## Start
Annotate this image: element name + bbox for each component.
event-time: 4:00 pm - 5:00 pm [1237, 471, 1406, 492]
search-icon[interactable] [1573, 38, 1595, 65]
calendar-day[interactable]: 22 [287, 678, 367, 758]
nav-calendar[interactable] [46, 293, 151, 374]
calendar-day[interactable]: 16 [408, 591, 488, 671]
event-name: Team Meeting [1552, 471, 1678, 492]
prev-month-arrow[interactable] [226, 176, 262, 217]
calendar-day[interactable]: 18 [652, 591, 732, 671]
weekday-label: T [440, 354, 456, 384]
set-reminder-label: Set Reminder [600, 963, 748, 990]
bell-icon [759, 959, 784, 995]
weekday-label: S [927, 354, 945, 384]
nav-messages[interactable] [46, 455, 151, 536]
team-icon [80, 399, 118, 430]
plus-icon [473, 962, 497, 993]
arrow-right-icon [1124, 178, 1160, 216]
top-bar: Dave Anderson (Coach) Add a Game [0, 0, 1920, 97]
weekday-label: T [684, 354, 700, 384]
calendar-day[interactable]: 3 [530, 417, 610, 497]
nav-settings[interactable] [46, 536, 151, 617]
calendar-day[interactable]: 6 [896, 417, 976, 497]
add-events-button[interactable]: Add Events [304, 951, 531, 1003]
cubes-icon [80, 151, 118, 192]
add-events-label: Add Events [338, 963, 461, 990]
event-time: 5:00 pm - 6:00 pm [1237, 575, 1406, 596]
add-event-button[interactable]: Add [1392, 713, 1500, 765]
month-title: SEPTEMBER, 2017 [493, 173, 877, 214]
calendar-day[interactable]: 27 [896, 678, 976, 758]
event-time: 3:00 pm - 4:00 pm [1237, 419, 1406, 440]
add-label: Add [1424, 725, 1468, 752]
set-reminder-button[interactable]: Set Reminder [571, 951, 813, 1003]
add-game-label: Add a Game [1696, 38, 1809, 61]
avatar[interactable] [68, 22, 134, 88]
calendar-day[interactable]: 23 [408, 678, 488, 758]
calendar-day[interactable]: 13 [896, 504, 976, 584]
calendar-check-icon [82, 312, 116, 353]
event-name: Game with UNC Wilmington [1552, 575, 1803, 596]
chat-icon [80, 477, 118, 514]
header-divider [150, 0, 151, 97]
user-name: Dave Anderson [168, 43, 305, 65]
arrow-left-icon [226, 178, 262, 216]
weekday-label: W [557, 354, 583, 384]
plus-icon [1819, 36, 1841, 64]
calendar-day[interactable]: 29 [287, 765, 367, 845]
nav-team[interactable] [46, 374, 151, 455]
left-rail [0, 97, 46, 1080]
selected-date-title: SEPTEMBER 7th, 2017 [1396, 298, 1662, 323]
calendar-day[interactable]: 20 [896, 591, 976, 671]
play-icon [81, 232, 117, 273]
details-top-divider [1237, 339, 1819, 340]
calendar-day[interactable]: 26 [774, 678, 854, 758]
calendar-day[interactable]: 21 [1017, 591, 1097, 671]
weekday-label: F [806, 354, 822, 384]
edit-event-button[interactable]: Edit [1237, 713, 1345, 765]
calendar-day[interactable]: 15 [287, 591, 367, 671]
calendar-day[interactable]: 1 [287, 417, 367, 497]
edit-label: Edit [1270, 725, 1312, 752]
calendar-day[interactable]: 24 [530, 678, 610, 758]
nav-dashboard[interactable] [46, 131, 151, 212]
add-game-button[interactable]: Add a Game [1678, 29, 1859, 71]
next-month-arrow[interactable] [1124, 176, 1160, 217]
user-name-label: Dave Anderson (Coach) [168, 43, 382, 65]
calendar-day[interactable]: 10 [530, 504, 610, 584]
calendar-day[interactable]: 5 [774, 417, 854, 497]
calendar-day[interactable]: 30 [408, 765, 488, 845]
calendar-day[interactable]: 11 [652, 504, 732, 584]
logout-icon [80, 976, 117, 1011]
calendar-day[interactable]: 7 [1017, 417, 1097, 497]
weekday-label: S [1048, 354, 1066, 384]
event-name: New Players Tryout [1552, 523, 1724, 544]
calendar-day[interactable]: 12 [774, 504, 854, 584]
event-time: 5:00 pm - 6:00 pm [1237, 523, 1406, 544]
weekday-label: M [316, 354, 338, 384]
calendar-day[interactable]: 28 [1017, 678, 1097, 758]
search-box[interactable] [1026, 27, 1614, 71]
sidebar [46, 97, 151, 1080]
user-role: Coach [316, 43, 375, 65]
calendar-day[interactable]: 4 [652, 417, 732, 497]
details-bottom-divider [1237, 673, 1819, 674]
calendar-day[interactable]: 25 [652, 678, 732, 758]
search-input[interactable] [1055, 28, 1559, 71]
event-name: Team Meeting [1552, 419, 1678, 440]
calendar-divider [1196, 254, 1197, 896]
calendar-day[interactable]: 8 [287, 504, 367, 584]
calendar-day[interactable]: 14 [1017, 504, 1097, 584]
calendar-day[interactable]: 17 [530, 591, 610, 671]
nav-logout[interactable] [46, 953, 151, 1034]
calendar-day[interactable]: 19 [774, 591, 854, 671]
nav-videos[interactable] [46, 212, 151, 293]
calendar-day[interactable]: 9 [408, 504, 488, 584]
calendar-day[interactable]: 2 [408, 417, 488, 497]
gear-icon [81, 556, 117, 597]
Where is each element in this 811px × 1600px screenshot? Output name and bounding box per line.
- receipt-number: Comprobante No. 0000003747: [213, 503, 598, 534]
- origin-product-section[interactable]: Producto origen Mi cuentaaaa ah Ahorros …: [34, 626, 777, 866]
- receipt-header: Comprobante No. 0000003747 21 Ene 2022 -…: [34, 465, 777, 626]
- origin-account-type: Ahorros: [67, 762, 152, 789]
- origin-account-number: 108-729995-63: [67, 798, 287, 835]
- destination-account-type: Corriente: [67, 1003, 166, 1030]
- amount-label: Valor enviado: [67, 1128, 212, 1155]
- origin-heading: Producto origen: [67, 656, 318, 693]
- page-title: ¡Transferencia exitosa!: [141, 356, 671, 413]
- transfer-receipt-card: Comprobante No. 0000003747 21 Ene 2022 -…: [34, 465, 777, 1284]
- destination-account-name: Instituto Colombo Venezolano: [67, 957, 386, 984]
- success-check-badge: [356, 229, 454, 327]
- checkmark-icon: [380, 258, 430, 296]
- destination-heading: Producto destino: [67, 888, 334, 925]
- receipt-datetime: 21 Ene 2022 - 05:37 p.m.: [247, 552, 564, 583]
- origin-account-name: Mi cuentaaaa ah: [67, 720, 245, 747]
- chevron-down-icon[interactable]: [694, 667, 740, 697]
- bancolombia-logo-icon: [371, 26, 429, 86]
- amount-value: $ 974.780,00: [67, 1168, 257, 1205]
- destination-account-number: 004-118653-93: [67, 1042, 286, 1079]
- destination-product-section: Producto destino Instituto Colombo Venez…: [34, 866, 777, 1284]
## End
Arrange every line of the records above as a JSON list of strings, one string per line, and leave out blank lines.

[
  "Annotate this image: element name + bbox for each component.",
  "event-time: 4:00 pm - 5:00 pm [1237, 471, 1406, 492]",
  "search-icon[interactable] [1573, 38, 1595, 65]",
  "calendar-day[interactable]: 22 [287, 678, 367, 758]",
  "nav-calendar[interactable] [46, 293, 151, 374]",
  "calendar-day[interactable]: 16 [408, 591, 488, 671]",
  "event-name: Team Meeting [1552, 471, 1678, 492]",
  "prev-month-arrow[interactable] [226, 176, 262, 217]",
  "calendar-day[interactable]: 18 [652, 591, 732, 671]",
  "weekday-label: T [440, 354, 456, 384]",
  "set-reminder-label: Set Reminder [600, 963, 748, 990]",
  "bell-icon [759, 959, 784, 995]",
  "weekday-label: S [927, 354, 945, 384]",
  "nav-messages[interactable] [46, 455, 151, 536]",
  "team-icon [80, 399, 118, 430]",
  "plus-icon [473, 962, 497, 993]",
  "arrow-right-icon [1124, 178, 1160, 216]",
  "top-bar: Dave Anderson (Coach) Add a Game [0, 0, 1920, 97]",
  "weekday-label: T [684, 354, 700, 384]",
  "calendar-day[interactable]: 3 [530, 417, 610, 497]",
  "nav-settings[interactable] [46, 536, 151, 617]",
  "calendar-day[interactable]: 6 [896, 417, 976, 497]",
  "add-events-button[interactable]: Add Events [304, 951, 531, 1003]",
  "cubes-icon [80, 151, 118, 192]",
  "add-events-label: Add Events [338, 963, 461, 990]",
  "event-time: 5:00 pm - 6:00 pm [1237, 575, 1406, 596]",
  "add-event-button[interactable]: Add [1392, 713, 1500, 765]",
  "month-title: SEPTEMBER, 2017 [493, 173, 877, 214]",
  "calendar-day[interactable]: 27 [896, 678, 976, 758]",
  "event-time: 3:00 pm - 4:00 pm [1237, 419, 1406, 440]",
  "add-label: Add [1424, 725, 1468, 752]",
  "set-reminder-button[interactable]: Set Reminder [571, 951, 813, 1003]",
  "add-game-label: Add a Game [1696, 38, 1809, 61]",
  "avatar[interactable] [68, 22, 134, 88]",
  "calendar-day[interactable]: 23 [408, 678, 488, 758]",
  "calendar-day[interactable]: 13 [896, 504, 976, 584]",
  "calendar-check-icon [82, 312, 116, 353]",
  "event-name: Game with UNC Wilmington [1552, 575, 1803, 596]",
  "chat-icon [80, 477, 118, 514]",
  "header-divider [150, 0, 151, 97]",
  "user-name: Dave Anderson [168, 43, 305, 65]",
  "arrow-left-icon [226, 178, 262, 216]",
  "weekday-label: W [557, 354, 583, 384]",
  "plus-icon [1819, 36, 1841, 64]",
  "calendar-day[interactable]: 29 [287, 765, 367, 845]",
  "nav-team[interactable] [46, 374, 151, 455]",
  "left-rail [0, 97, 46, 1080]",
  "selected-date-title: SEPTEMBER 7th, 2017 [1396, 298, 1662, 323]",
  "calendar-day[interactable]: 20 [896, 591, 976, 671]",
  "play-icon [81, 232, 117, 273]",
  "details-top-divider [1237, 339, 1819, 340]",
  "calendar-day[interactable]: 26 [774, 678, 854, 758]",
  "calendar-day[interactable]: 21 [1017, 591, 1097, 671]",
  "weekday-label: F [806, 354, 822, 384]",
  "edit-event-button[interactable]: Edit [1237, 713, 1345, 765]",
  "calendar-day[interactable]: 15 [287, 591, 367, 671]",
  "calendar-day[interactable]: 1 [287, 417, 367, 497]",
  "edit-label: Edit [1270, 725, 1312, 752]",
  "calendar-day[interactable]: 24 [530, 678, 610, 758]",
  "nav-dashboard[interactable] [46, 131, 151, 212]",
  "add-game-button[interactable]: Add a Game [1678, 29, 1859, 71]",
  "next-month-arrow[interactable] [1124, 176, 1160, 217]",
  "user-name-label: Dave Anderson (Coach) [168, 43, 382, 65]",
  "calendar-day[interactable]: 10 [530, 504, 610, 584]",
  "calendar-day[interactable]: 5 [774, 417, 854, 497]",
  "calendar-day[interactable]: 30 [408, 765, 488, 845]",
  "calendar-day[interactable]: 11 [652, 504, 732, 584]",
  "logout-icon [80, 976, 117, 1011]",
  "calendar-day[interactable]: 7 [1017, 417, 1097, 497]",
  "weekday-label: S [1048, 354, 1066, 384]",
  "event-name: New Players Tryout [1552, 523, 1724, 544]",
  "calendar-day[interactable]: 12 [774, 504, 854, 584]",
  "event-time: 5:00 pm - 6:00 pm [1237, 523, 1406, 544]",
  "weekday-label: M [316, 354, 338, 384]",
  "calendar-day[interactable]: 28 [1017, 678, 1097, 758]",
  "search-box[interactable] [1026, 27, 1614, 71]",
  "sidebar [46, 97, 151, 1080]",
  "user-role: Coach [316, 43, 375, 65]",
  "calendar-day[interactable]: 4 [652, 417, 732, 497]",
  "details-bottom-divider [1237, 673, 1819, 674]",
  "calendar-day[interactable]: 25 [652, 678, 732, 758]",
  "search-input[interactable] [1055, 28, 1559, 71]",
  "event-name: Team Meeting [1552, 419, 1678, 440]",
  "calendar-divider [1196, 254, 1197, 896]",
  "calendar-day[interactable]: 8 [287, 504, 367, 584]",
  "calendar-day[interactable]: 14 [1017, 504, 1097, 584]",
  "calendar-day[interactable]: 17 [530, 591, 610, 671]",
  "nav-logout[interactable] [46, 953, 151, 1034]",
  "calendar-day[interactable]: 19 [774, 591, 854, 671]",
  "nav-videos[interactable] [46, 212, 151, 293]",
  "calendar-day[interactable]: 9 [408, 504, 488, 584]",
  "calendar-day[interactable]: 2 [408, 417, 488, 497]",
  "gear-icon [81, 556, 117, 597]",
  "Where is each element in this 811px × 1600px screenshot? Output name and bounding box per line.",
  "- receipt-number: Comprobante No. 0000003747: [213, 503, 598, 534]",
  "- origin-product-section[interactable]: Producto origen Mi cuentaaaa ah Ahorros …: [34, 626, 777, 866]",
  "- receipt-header: Comprobante No. 0000003747 21 Ene 2022 -…: [34, 465, 777, 626]",
  "- origin-account-type: Ahorros: [67, 762, 152, 789]",
  "- origin-account-number: 108-729995-63: [67, 798, 287, 835]",
  "- destination-account-type: Corriente: [67, 1003, 166, 1030]",
  "- amount-label: Valor enviado: [67, 1128, 212, 1155]",
  "- origin-heading: Producto origen: [67, 656, 318, 693]",
  "- page-title: ¡Transferencia exitosa!: [141, 356, 671, 413]",
  "- transfer-receipt-card: Comprobante No. 0000003747 21 Ene 2022 -…: [34, 465, 777, 1284]",
  "- destination-account-name: Instituto Colombo Venezolano: [67, 957, 386, 984]",
  "- success-check-badge: [356, 229, 454, 327]",
  "- checkmark-icon: [380, 258, 430, 296]",
  "- destination-heading: Producto destino: [67, 888, 334, 925]",
  "- receipt-datetime: 21 Ene 2022 - 05:37 p.m.: [247, 552, 564, 583]",
  "- origin-account-name: Mi cuentaaaa ah: [67, 720, 245, 747]",
  "- chevron-down-icon[interactable]: [694, 667, 740, 697]",
  "- bancolombia-logo-icon: [371, 26, 429, 86]",
  "- amount-value: $ 974.780,00: [67, 1168, 257, 1205]",
  "- destination-account-number: 004-118653-93: [67, 1042, 286, 1079]",
  "- destination-product-section: Producto destino Instituto Colombo Venez…: [34, 866, 777, 1284]"
]